__What you need to do__
List each line holding the string "meyakinkan".

__Collected data entries__
━━━━━━━━━━━━━━━━

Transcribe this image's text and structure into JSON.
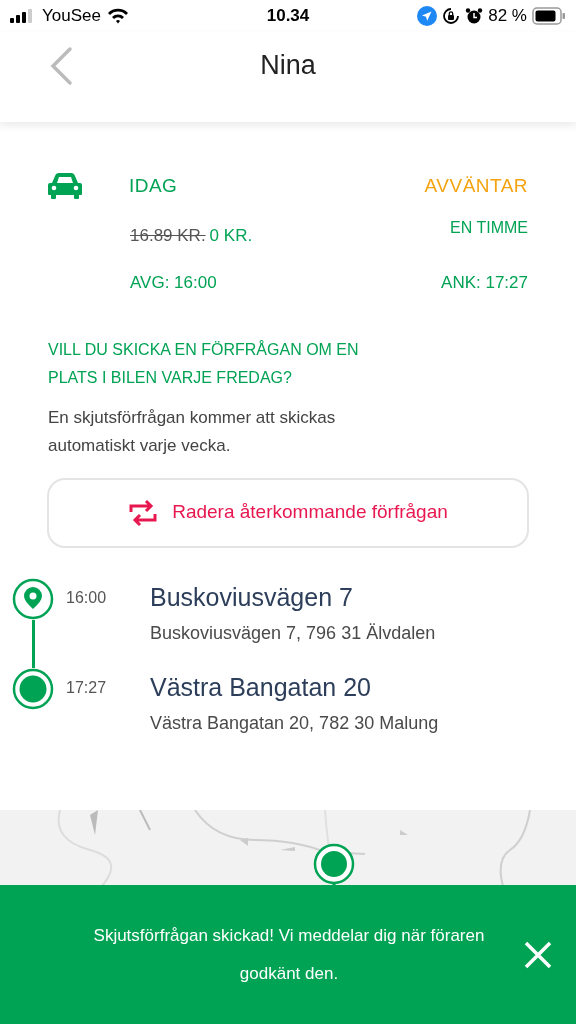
{
  "status_bar": {
    "carrier": "YouSee",
    "time": "10.34",
    "battery": "82 %"
  },
  "header": {
    "title": "Nina"
  },
  "trip": {
    "day": "IDAG",
    "status": "AVVÄNTAR",
    "old_price": "16.89 KR.",
    "price": "0 KR.",
    "duration": "EN TIMME",
    "departure": "AVG: 16:00",
    "arrival": "ANK: 17:27"
  },
  "recurring": {
    "question": "VILL DU SKICKA EN FÖRFRÅGAN OM EN PLATS I BILEN VARJE FREDAG?",
    "info": "En skjutsförfrågan kommer att skickas automatiskt varje vecka.",
    "button": "Radera återkommande förfrågan"
  },
  "stops": [
    {
      "kind": "origin",
      "time": "16:00",
      "name": "Buskoviusvägen 7",
      "address": "Buskoviusvägen 7, 796 31 Älvdalen"
    },
    {
      "kind": "destination",
      "time": "17:27",
      "name": "Västra Bangatan 20",
      "address": "Västra Bangatan 20, 782 30 Malung"
    }
  ],
  "toast": {
    "message": "Skjutsförfrågan skickad! Vi meddelar dig när föraren godkänt den."
  }
}
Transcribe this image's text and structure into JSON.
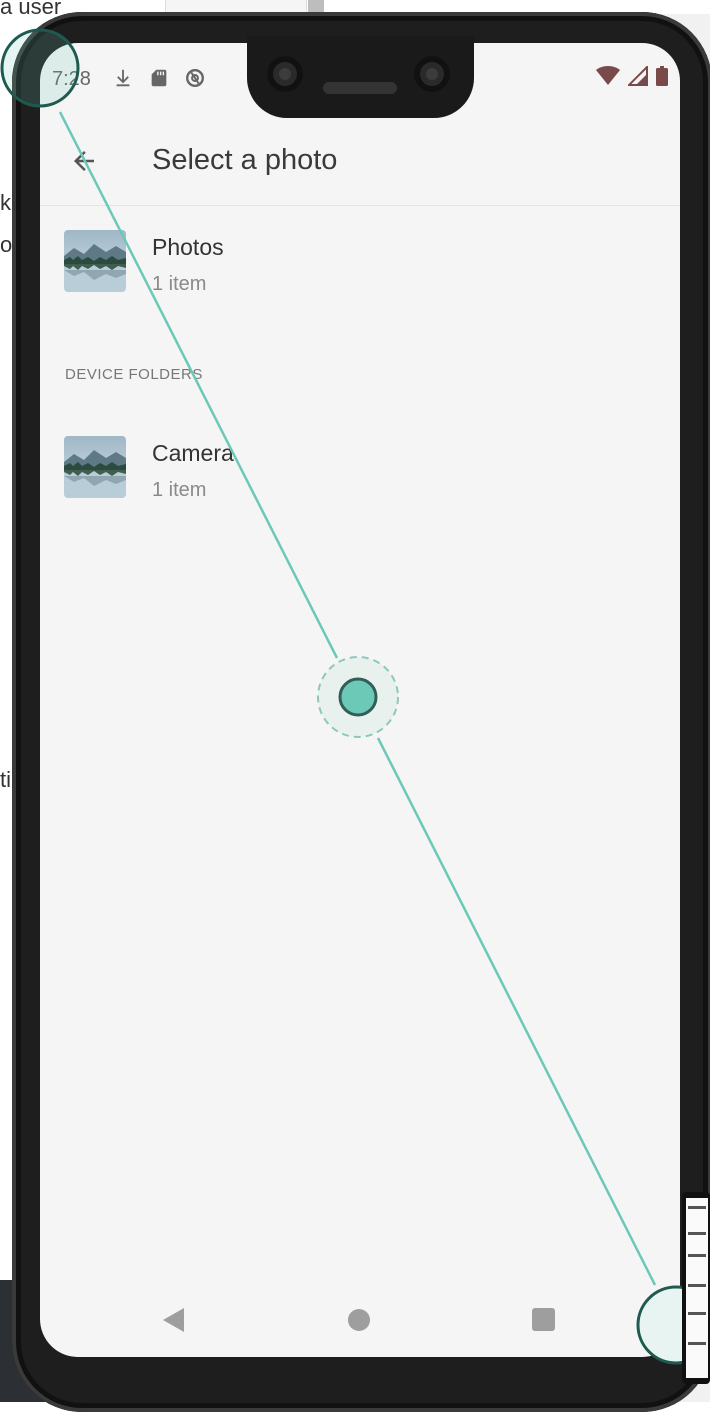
{
  "background": {
    "fragments": [
      "a user",
      "k,",
      "o",
      "ti"
    ]
  },
  "status_bar": {
    "time": "7:28",
    "icons_left": [
      "download-icon",
      "sd-card-icon",
      "data-saver-icon"
    ],
    "icons_right": [
      "wifi-icon",
      "signal-icon",
      "battery-icon"
    ]
  },
  "app_bar": {
    "title": "Select a photo",
    "back_icon": "arrow-back-icon"
  },
  "albums": [
    {
      "title": "Photos",
      "count": "1 item"
    }
  ],
  "device_folders": {
    "header": "DEVICE FOLDERS",
    "items": [
      {
        "title": "Camera",
        "count": "1 item"
      }
    ]
  },
  "nav_bar": {
    "icons": [
      "nav-back-icon",
      "nav-home-icon",
      "nav-recents-icon"
    ]
  },
  "colors": {
    "screen_bg": "#f5f5f5",
    "touch_accent": "#6cc8b7",
    "touch_outline": "#1f5a50",
    "nav_icon": "#9e9e9e"
  }
}
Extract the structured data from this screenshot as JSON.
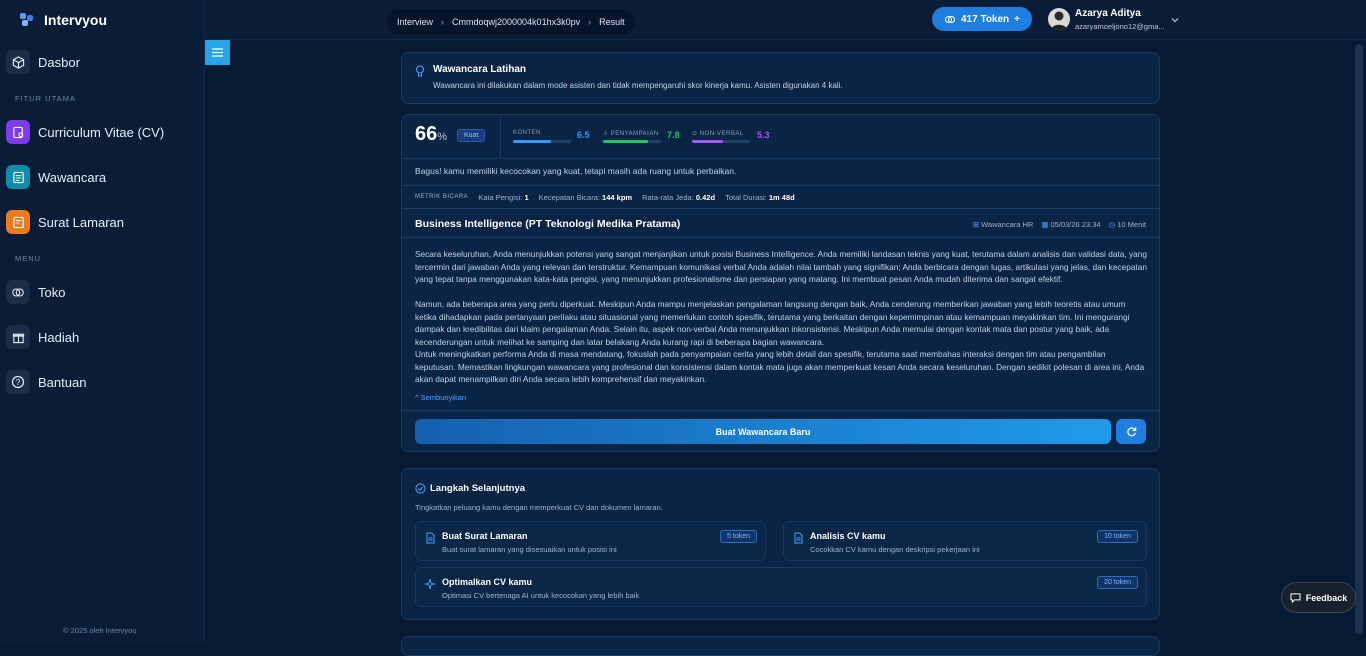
{
  "app": {
    "name": "Intervyou"
  },
  "sidebar": {
    "items": [
      {
        "label": "Dasbor",
        "icon": "cube-icon"
      },
      {
        "label": "Curriculum Vitae (CV)",
        "icon": "cv-document-icon"
      },
      {
        "label": "Wawancara",
        "icon": "chat-icon"
      },
      {
        "label": "Surat Lamaran",
        "icon": "letter-icon"
      },
      {
        "label": "Toko",
        "icon": "coins-icon"
      },
      {
        "label": "Hadiah",
        "icon": "gift-icon"
      },
      {
        "label": "Bantuan",
        "icon": "help-icon"
      }
    ],
    "section_main": "FITUR UTAMA",
    "section_menu": "MENU",
    "copyright": "© 2025 oleh Intervyou"
  },
  "breadcrumb": [
    "Interview",
    "Cmmdoqwj2000004k01hx3k0pv",
    "Result"
  ],
  "token": {
    "label": "417 Token",
    "plus": "+"
  },
  "user": {
    "name": "Azarya Aditya",
    "email": "azaryamoeljono12@gma..."
  },
  "info": {
    "title": "Wawancara Latihan",
    "description": "Wawancara ini dilakukan dalam mode asisten dan tidak mempengaruhi skor kinerja kamu. Asisten digunakan 4 kali."
  },
  "result": {
    "score": "66",
    "score_unit": "%",
    "badge": "Kuat",
    "metrics": [
      {
        "label": "KONTEN",
        "value": "6.5",
        "fraction": 0.65,
        "color": "#2f9bff"
      },
      {
        "label": "PENYAMPAIAN",
        "value": "7.8",
        "fraction": 0.78,
        "color": "#22c55e"
      },
      {
        "label": "NON-VERBAL",
        "value": "5.3",
        "fraction": 0.53,
        "color": "#a855f7"
      }
    ],
    "summary": "Bagus! kamu memiliki kecocokan yang kuat, tetapi masih ada ruang untuk perbaikan.",
    "stats_label": "METRIK BICARA",
    "stats": [
      {
        "label": "Kata Pengisi:",
        "value": "1"
      },
      {
        "label": "Kecepatan Bicara:",
        "value": "144 kpm"
      },
      {
        "label": "Rata-rata Jeda:",
        "value": "0.42d"
      },
      {
        "label": "Total Durasi:",
        "value": "1m 48d"
      }
    ],
    "job_title": "Business Intelligence (PT Teknologi Medika Pratama)",
    "meta": {
      "type": "Wawancara HR",
      "date": "05/03/26 23.34",
      "duration": "10 Menit"
    },
    "paragraphs": [
      "Secara keseluruhan, Anda menunjukkan potensi yang sangat menjanjikan untuk posisi Business Intelligence. Anda memiliki landasan teknis yang kuat, terutama dalam analisis dan validasi data, yang tercermin dari jawaban Anda yang relevan dan terstruktur. Kemampuan komunikasi verbal Anda adalah nilai tambah yang signifikan; Anda berbicara dengan lugas, artikulasi yang jelas, dan kecepatan yang tepat tanpa menggunakan kata-kata pengisi, yang menunjukkan profesionalisme dan persiapan yang matang. Ini membuat pesan Anda mudah diterima dan sangat efektif.",
      "Namun, ada beberapa area yang perlu diperkuat. Meskipun Anda mampu menjelaskan pengalaman langsung dengan baik, Anda cenderung memberikan jawaban yang lebih teoretis atau umum ketika dihadapkan pada pertanyaan perilaku atau situasional yang memerlukan contoh spesifik, terutama yang berkaitan dengan kepemimpinan atau kemampuan meyakinkan tim. Ini mengurangi dampak dan kredibilitas dari klaim pengalaman Anda. Selain itu, aspek non-verbal Anda menunjukkan inkonsistensi. Meskipun Anda memulai dengan kontak mata dan postur yang baik, ada kecenderungan untuk melihat ke samping dan latar belakang Anda kurang rapi di beberapa bagian wawancara.",
      "Untuk meningkatkan performa Anda di masa mendatang, fokuslah pada penyampaian cerita yang lebih detail dan spesifik, terutama saat membahas interaksi dengan tim atau pengambilan keputusan. Memastikan lingkungan wawancara yang profesional dan konsistensi dalam kontak mata juga akan memperkuat kesan Anda secara keseluruhan. Dengan sedikit polesan di area ini, Anda akan dapat menampilkan diri Anda secara lebih komprehensif dan meyakinkan."
    ],
    "hide_label": "^ Sembunyikan",
    "new_button": "Buat Wawancara Baru"
  },
  "next_steps": {
    "title": "Langkah Selanjutnya",
    "subtitle": "Tingkatkan peluang kamu dengan memperkuat CV dan dokumen lamaran.",
    "cards": [
      {
        "title": "Buat Surat Lamaran",
        "desc": "Buat surat lamaran yang disesuaikan untuk posisi ini",
        "badge": "5 token",
        "icon": "document-icon"
      },
      {
        "title": "Analisis CV kamu",
        "desc": "Cocokkan CV kamu dengan deskripsi pekerjaan ini",
        "badge": "10 token",
        "icon": "document-icon"
      },
      {
        "title": "Optimalkan CV kamu",
        "desc": "Optimasi CV bertenaga AI untuk kecocokan yang lebih baik",
        "badge": "20 token",
        "icon": "sparkle-icon"
      }
    ]
  },
  "feedback": {
    "label": "Feedback"
  }
}
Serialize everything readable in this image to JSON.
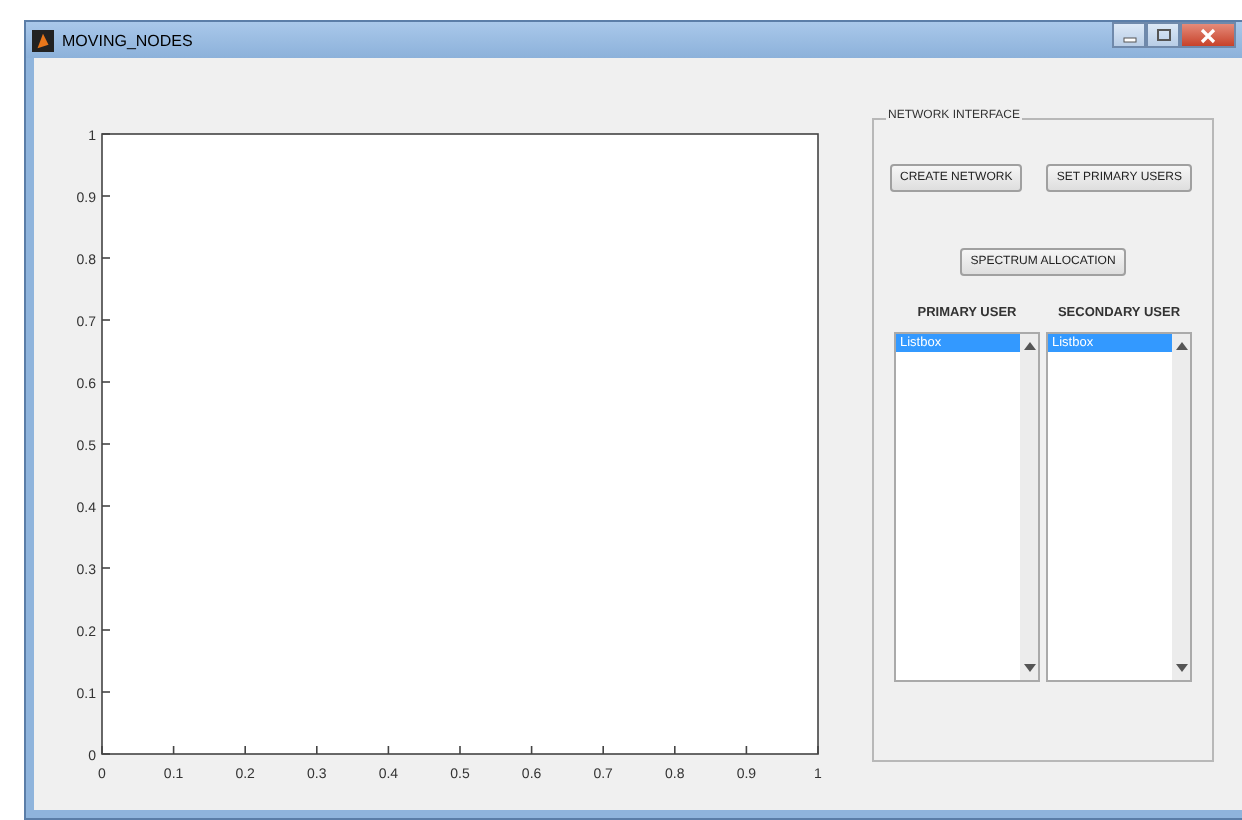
{
  "window": {
    "title": "MOVING_NODES"
  },
  "axes": {
    "chart_data": {
      "type": "line",
      "xlim": [
        0,
        1
      ],
      "ylim": [
        0,
        1
      ],
      "xticks": [
        {
          "value": 0,
          "label": "0"
        },
        {
          "value": 0.1,
          "label": "0.1"
        },
        {
          "value": 0.2,
          "label": "0.2"
        },
        {
          "value": 0.3,
          "label": "0.3"
        },
        {
          "value": 0.4,
          "label": "0.4"
        },
        {
          "value": 0.5,
          "label": "0.5"
        },
        {
          "value": 0.6,
          "label": "0.6"
        },
        {
          "value": 0.7,
          "label": "0.7"
        },
        {
          "value": 0.8,
          "label": "0.8"
        },
        {
          "value": 0.9,
          "label": "0.9"
        },
        {
          "value": 1,
          "label": "1"
        }
      ],
      "yticks": [
        {
          "value": 0,
          "label": "0"
        },
        {
          "value": 0.1,
          "label": "0.1"
        },
        {
          "value": 0.2,
          "label": "0.2"
        },
        {
          "value": 0.3,
          "label": "0.3"
        },
        {
          "value": 0.4,
          "label": "0.4"
        },
        {
          "value": 0.5,
          "label": "0.5"
        },
        {
          "value": 0.6,
          "label": "0.6"
        },
        {
          "value": 0.7,
          "label": "0.7"
        },
        {
          "value": 0.8,
          "label": "0.8"
        },
        {
          "value": 0.9,
          "label": "0.9"
        },
        {
          "value": 1,
          "label": "1"
        }
      ]
    }
  },
  "panel": {
    "title": "NETWORK INTERFACE",
    "buttons": [
      {
        "label": "CREATE NETWORK"
      },
      {
        "label": "SET PRIMARY USERS"
      },
      {
        "label": "SPECTRUM ALLOCATION"
      }
    ],
    "lists": [
      {
        "heading": "PRIMARY USER",
        "items": [
          {
            "text": "Listbox",
            "selected": true
          }
        ]
      },
      {
        "heading": "SECONDARY USER",
        "items": [
          {
            "text": "Listbox",
            "selected": true
          }
        ]
      }
    ]
  }
}
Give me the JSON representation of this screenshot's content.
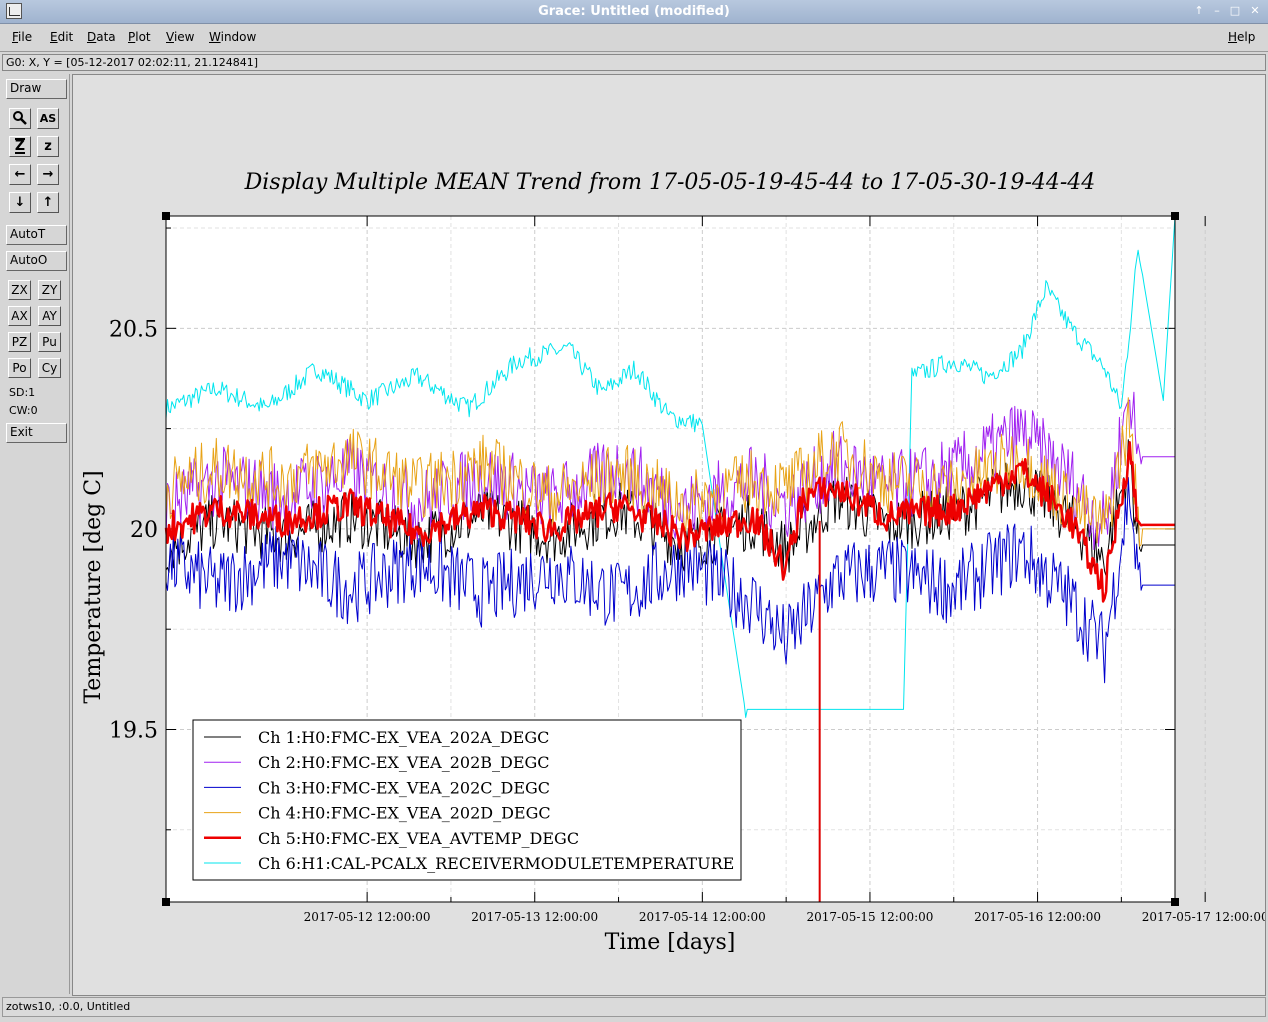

━━━━━━━━━━━━━━━━

__Answer to the problem__
      "Namun, ada beberapa area yang perlu diperkuat. Meskipun Anda mampu menjelaskan pengalaman langsung dengan baik, Anda cenderung memberikan jawaban yang lebih teoretis atau umum ketika dihadapkan pada pertanyaan perilaku atau situasional yang memerlukan contoh spesifik, terutama yang berkaitan dengan kepemimpinan atau kemampuan meyakinkan tim. Ini mengurangi dampak dan kredibilitas dari klaim pengalaman Anda. Selain itu, aspek non-verbal Anda menunjukkan inkonsistensi. Meskipun Anda memulai dengan kontak mata dan postur yang baik, ada kecenderungan untuk melihat ke samping dan latar belakang Anda kurang rapi di beberapa bagian wawancara.",
      "Untuk meningkatkan performa Anda di masa mendatang, fokuslah pada penyampaian cerita yang lebih detail dan spesifik, terutama saat membahas interaksi dengan tim atau pengambilan keputusan. Memastikan lingkungan wawancara yang profesional dan konsistensi dalam kontak mata juga akan memperkuat kesan Anda secara keseluruhan. Dengan sedikit polesan di area ini, Anda akan dapat menampilkan diri Anda secara lebih komprehensif dan meyakinkan."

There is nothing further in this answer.